● **Written problem**:
Answer with one number: the count of lines in the listing below that hold the word "harmoniserede".

● **Extracted records**:
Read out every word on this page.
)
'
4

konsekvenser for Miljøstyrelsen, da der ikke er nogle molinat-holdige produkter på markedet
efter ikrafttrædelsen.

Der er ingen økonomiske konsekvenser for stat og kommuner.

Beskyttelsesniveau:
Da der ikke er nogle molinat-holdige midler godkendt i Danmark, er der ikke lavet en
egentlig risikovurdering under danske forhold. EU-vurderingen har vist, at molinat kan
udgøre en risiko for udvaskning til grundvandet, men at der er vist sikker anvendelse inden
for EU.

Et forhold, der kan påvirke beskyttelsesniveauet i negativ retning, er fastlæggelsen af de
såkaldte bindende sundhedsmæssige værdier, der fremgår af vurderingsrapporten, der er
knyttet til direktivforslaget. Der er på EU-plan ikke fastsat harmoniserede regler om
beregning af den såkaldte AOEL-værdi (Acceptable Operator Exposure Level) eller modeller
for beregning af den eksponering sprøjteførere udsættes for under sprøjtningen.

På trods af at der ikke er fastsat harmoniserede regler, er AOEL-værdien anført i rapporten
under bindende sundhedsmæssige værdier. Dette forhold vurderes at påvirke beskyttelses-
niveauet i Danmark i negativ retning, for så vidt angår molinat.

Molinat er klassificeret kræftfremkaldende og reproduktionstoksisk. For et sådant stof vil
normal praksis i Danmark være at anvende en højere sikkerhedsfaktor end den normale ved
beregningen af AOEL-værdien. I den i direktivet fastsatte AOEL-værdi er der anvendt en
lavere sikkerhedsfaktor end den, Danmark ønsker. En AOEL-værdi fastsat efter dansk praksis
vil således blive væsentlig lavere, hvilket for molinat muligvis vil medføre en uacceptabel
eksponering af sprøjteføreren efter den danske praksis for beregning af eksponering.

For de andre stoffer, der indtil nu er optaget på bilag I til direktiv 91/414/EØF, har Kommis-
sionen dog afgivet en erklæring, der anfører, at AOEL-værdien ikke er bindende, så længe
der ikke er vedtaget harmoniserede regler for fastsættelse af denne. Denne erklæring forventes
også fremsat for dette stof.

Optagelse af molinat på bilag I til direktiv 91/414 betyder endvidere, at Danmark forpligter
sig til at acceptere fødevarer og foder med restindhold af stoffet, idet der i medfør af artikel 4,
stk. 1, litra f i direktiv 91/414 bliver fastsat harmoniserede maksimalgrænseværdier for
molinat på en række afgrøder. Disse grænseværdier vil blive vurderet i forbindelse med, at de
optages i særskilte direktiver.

● **Solution to this exercise**:
4